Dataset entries
====

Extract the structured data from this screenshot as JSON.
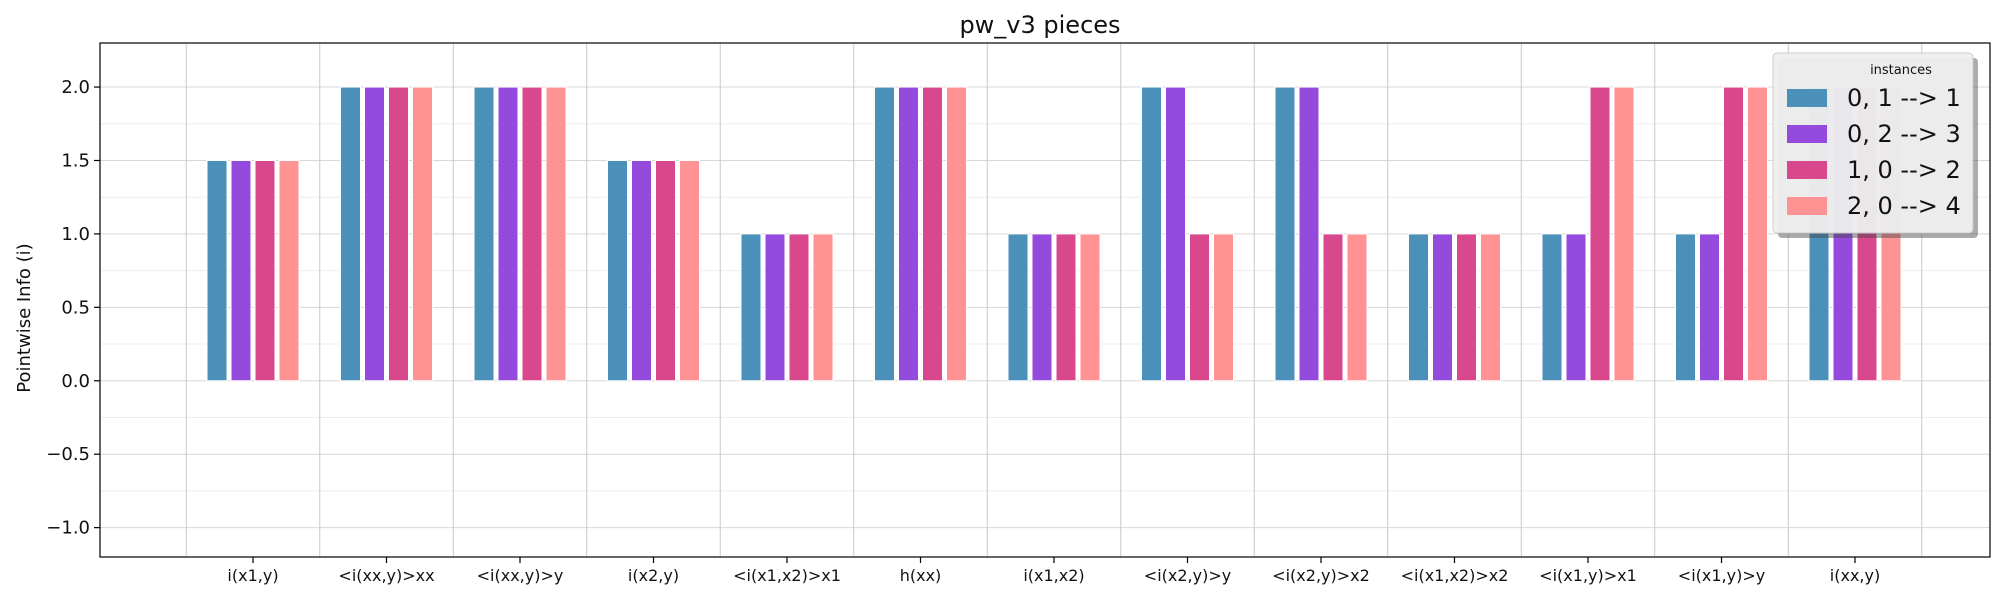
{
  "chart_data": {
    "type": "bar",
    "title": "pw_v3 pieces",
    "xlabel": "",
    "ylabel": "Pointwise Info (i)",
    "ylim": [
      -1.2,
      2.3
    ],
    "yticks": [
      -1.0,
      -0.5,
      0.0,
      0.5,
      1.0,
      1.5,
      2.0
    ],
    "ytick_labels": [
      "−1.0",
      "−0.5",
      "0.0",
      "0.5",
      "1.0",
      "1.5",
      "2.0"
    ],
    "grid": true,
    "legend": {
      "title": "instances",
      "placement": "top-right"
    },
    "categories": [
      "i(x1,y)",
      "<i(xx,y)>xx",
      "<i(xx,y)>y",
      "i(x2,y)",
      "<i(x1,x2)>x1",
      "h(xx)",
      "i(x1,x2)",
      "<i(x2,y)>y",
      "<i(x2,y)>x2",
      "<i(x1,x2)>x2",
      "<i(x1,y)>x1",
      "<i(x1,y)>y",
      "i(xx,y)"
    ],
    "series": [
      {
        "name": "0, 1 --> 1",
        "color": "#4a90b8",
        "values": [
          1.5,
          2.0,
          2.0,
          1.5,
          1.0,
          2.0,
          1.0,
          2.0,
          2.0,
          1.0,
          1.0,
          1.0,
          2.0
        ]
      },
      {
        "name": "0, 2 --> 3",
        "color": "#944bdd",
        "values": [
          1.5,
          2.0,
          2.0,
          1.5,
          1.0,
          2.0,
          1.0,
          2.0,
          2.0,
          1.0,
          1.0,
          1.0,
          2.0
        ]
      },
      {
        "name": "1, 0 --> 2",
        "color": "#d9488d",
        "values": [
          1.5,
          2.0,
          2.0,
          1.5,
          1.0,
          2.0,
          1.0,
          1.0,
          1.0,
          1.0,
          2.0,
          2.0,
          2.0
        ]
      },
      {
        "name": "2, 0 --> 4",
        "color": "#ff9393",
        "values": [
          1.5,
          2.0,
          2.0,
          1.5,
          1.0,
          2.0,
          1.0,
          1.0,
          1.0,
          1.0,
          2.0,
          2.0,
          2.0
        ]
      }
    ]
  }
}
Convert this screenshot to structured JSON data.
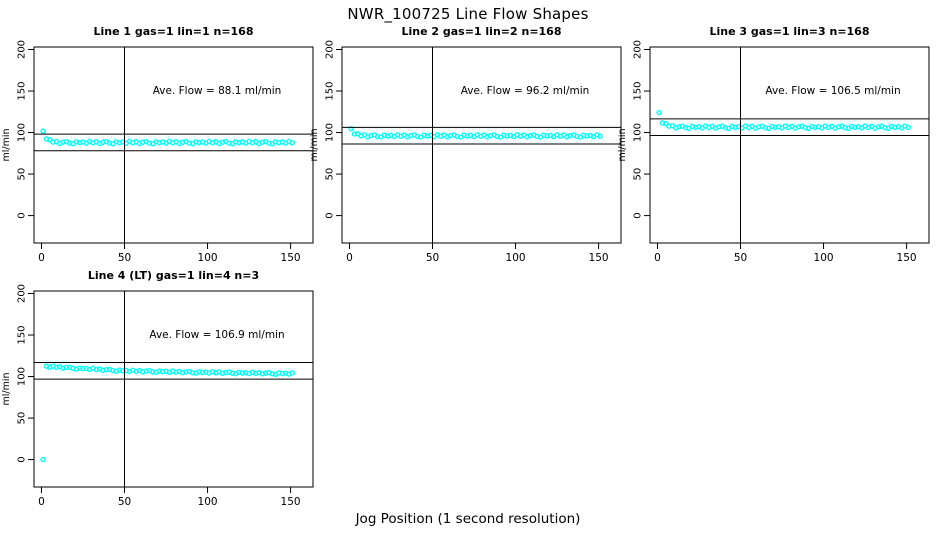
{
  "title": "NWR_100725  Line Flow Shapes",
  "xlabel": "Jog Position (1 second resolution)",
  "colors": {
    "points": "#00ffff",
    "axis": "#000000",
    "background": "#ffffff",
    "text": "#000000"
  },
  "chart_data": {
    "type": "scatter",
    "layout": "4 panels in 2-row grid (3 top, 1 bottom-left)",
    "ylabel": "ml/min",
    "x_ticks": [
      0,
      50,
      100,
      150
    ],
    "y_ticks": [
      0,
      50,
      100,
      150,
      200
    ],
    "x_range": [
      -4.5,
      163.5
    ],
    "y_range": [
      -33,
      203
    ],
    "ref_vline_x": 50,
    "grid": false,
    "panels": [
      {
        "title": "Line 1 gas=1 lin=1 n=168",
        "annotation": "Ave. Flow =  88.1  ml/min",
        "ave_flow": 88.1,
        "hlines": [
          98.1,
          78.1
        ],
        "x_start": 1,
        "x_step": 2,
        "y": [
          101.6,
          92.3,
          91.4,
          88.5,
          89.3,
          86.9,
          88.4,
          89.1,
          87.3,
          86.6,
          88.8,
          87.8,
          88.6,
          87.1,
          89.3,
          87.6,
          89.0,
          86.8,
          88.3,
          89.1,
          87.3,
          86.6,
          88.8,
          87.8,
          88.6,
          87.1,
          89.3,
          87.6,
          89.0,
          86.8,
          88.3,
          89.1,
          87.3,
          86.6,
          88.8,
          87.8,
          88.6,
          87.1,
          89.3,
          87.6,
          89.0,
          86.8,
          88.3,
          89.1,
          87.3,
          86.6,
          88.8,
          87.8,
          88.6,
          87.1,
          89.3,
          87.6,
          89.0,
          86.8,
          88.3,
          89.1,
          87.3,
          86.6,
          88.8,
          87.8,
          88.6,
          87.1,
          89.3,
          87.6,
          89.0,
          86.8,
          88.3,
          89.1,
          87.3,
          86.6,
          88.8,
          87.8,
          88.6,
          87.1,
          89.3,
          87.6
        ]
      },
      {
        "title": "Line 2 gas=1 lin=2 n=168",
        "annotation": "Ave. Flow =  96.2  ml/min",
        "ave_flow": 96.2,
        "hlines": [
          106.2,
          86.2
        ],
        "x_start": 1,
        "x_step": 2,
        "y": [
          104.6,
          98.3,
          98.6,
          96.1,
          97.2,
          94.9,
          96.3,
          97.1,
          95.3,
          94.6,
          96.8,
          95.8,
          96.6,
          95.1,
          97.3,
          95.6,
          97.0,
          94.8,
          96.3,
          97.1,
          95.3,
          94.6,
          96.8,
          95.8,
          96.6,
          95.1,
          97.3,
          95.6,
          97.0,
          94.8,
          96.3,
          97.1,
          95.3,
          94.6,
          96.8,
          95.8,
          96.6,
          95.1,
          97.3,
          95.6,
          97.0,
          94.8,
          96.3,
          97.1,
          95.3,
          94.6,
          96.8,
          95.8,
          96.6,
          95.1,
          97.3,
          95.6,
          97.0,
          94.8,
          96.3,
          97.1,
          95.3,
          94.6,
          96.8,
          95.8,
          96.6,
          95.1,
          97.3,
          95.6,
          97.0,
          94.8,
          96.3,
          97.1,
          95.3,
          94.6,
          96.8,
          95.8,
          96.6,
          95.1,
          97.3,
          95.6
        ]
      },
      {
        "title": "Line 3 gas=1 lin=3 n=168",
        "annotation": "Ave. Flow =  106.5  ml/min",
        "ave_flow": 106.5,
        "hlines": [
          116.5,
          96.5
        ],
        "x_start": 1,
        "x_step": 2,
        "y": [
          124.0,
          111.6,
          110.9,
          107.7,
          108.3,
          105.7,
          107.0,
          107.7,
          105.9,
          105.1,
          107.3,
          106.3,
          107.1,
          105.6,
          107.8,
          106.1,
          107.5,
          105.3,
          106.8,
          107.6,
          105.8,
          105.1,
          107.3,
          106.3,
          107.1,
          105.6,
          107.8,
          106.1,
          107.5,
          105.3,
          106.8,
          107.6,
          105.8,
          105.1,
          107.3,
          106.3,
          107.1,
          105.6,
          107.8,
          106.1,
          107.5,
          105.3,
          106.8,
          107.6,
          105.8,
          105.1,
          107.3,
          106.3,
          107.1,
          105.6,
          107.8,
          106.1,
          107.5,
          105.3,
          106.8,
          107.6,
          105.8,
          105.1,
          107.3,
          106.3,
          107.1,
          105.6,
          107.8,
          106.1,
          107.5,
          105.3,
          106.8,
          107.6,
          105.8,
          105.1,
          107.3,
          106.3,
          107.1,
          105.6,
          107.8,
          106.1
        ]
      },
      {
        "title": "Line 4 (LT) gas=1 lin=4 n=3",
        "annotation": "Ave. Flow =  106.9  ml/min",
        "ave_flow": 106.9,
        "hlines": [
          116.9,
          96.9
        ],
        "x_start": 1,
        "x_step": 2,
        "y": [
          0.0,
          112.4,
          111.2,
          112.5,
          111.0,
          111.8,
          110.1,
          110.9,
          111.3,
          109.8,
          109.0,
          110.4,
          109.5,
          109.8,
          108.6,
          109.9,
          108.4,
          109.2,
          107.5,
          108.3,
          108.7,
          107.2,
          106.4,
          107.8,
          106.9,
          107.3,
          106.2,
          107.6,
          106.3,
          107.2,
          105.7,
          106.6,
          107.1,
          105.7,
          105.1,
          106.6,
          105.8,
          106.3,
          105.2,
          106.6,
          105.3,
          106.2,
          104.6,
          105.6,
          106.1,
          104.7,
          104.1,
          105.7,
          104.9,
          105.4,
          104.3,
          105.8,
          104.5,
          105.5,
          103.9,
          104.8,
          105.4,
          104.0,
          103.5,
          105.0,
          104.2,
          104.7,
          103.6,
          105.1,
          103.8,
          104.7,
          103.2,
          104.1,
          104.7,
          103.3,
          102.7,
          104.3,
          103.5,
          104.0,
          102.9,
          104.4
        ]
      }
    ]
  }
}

====

WRITTEN EXERCISE | Review the material and copy each line in which the word "xlabel" appears.

THE RESPONSE |
    "xlabel": "",
  "xlabel": "Jog Position (1 second resolution)",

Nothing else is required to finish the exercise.